Work to complete:
Extract all data as written.

Source material:
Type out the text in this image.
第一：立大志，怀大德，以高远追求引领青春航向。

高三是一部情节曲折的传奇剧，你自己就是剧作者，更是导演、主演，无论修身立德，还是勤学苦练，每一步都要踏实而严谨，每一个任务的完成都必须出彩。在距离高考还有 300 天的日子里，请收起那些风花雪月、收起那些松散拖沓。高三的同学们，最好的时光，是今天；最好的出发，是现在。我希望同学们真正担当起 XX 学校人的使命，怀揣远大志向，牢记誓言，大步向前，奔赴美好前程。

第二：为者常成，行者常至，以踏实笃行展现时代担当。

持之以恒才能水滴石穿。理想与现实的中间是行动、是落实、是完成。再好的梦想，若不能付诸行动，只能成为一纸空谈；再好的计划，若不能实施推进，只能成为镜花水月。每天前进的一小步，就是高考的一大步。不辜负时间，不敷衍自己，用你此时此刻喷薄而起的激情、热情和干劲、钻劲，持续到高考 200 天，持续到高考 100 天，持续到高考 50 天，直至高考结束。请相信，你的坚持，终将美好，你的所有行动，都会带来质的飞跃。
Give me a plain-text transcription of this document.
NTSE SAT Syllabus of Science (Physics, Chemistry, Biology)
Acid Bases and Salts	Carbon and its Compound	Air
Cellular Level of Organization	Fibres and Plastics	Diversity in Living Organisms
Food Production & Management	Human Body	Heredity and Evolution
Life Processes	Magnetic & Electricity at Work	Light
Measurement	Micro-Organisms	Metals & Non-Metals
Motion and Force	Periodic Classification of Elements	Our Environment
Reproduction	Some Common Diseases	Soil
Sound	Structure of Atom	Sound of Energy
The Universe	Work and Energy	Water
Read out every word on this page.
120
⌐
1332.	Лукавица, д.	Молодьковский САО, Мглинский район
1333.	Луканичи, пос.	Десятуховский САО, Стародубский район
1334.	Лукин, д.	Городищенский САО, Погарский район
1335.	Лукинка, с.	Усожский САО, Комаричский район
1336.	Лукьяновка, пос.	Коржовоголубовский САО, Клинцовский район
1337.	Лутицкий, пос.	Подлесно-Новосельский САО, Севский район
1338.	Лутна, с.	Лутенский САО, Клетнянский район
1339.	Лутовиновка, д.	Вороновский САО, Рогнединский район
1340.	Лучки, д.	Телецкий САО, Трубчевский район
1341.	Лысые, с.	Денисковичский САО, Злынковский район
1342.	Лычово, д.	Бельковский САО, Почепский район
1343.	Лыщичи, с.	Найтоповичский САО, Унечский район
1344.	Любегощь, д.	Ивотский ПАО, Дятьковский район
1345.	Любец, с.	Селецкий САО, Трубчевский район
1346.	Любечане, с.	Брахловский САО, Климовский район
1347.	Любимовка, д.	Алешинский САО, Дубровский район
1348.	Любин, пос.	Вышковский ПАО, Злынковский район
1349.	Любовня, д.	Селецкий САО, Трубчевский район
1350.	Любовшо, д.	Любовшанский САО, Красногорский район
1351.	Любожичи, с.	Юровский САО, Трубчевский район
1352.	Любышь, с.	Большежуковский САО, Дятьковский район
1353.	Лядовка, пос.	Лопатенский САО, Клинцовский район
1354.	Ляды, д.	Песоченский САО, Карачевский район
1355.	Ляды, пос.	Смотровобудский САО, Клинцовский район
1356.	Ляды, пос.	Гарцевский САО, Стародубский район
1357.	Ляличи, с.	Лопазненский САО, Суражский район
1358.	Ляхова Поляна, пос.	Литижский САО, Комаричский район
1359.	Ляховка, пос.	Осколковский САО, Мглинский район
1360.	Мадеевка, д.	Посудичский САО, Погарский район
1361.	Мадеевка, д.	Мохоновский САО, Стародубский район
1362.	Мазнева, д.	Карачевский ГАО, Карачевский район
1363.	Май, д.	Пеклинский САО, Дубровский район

Response to this task:
Type out the text in this image.
第一：立大志，怀大德，以高远追求引领青春航向。

高三是一部情节曲折的传奇剧，你自己就是剧作者，更是导演、主演，无论修身立德，还是勤学苦练，每一步都要踏实而严谨，每一个任务的完成都必须出彩。在距离高考还有 300 天的日子里，请收起那些风花雪月、收起那些松散拖沓。高三的同学们，最好的时光，是今天；最好的出发，是现在。我希望同学们真正担当起 XX 学校人的使命，怀揣远大志向，牢记誓言，大步向前，奔赴美好前程。

第二：为者常成，行者常至，以踏实笃行展现时代担当。

持之以恒才能水滴石穿。理想与现实的中间是行动、是落实、是完成。再好的梦想，若不能付诸行动，只能成为一纸空谈；再好的计划，若不能实施推进，只能成为镜花水月。每天前进的一小步，就是高考的一大步。不辜负时间，不敷衍自己，用你此时此刻喷薄而起的激情、热情和干劲、钻劲，持续到高考 200 天，持续到高考 100 天，持续到高考 50 天，直至高考结束。请相信，你的坚持，终将美好，你的所有行动，都会带来质的飞跃。
Give me a plain-text transcription of this document.
NTSE SAT Syllabus of Science (Physics, Chemistry, Biology)
Acid Bases and Salts	Carbon and its Compound	Air
Cellular Level of Organization	Fibres and Plastics	Diversity in Living Organisms
Food Production & Management	Human Body	Heredity and Evolution
Life Processes	Magnetic & Electricity at Work	Light
Measurement	Micro-Organisms	Metals & Non-Metals
Motion and Force	Periodic Classification of Elements	Our Environment
Reproduction	Some Common Diseases	Soil
Sound	Structure of Atom	Sound of Energy
The Universe	Work and Energy	Water
Read out every word on this page.
120
⌐
1332.	Лукавица, д.	Молодьковский САО, Мглинский район
1333.	Луканичи, пос.	Десятуховский САО, Стародубский район
1334.	Лукин, д.	Городищенский САО, Погарский район
1335.	Лукинка, с.	Усожский САО, Комаричский район
1336.	Лукьяновка, пос.	Коржовоголубовский САО, Клинцовский район
1337.	Лутицкий, пос.	Подлесно-Новосельский САО, Севский район
1338.	Лутна, с.	Лутенский САО, Клетнянский район
1339.	Лутовиновка, д.	Вороновский САО, Рогнединский район
1340.	Лучки, д.	Телецкий САО, Трубчевский район
1341.	Лысые, с.	Денисковичский САО, Злынковский район
1342.	Лычово, д.	Бельковский САО, Почепский район
1343.	Лыщичи, с.	Найтоповичский САО, Унечский район
1344.	Любегощь, д.	Ивотский ПАО, Дятьковский район
1345.	Любец, с.	Селецкий САО, Трубчевский район
1346.	Любечане, с.	Брахловский САО, Климовский район
1347.	Любимовка, д.	Алешинский САО, Дубровский район
1348.	Любин, пос.	Вышковский ПАО, Злынковский район
1349.	Любовня, д.	Селецкий САО, Трубчевский район
1350.	Любовшо, д.	Любовшанский САО, Красногорский район
1351.	Любожичи, с.	Юровский САО, Трубчевский район
1352.	Любышь, с.	Большежуковский САО, Дятьковский район
1353.	Лядовка, пос.	Лопатенский САО, Клинцовский район
1354.	Ляды, д.	Песоченский САО, Карачевский район
1355.	Ляды, пос.	Смотровобудский САО, Клинцовский район
1356.	Ляды, пос.	Гарцевский САО, Стародубский район
1357.	Ляличи, с.	Лопазненский САО, Суражский район
1358.	Ляхова Поляна, пос.	Литижский САО, Комаричский район
1359.	Ляховка, пос.	Осколковский САО, Мглинский район
1360.	Мадеевка, д.	Посудичский САО, Погарский район
1361.	Мадеевка, д.	Мохоновский САО, Стародубский район
1362.	Мазнева, д.	Карачевский ГАО, Карачевский район
1363.	Май, д.	Пеклинский САО, Дубровский район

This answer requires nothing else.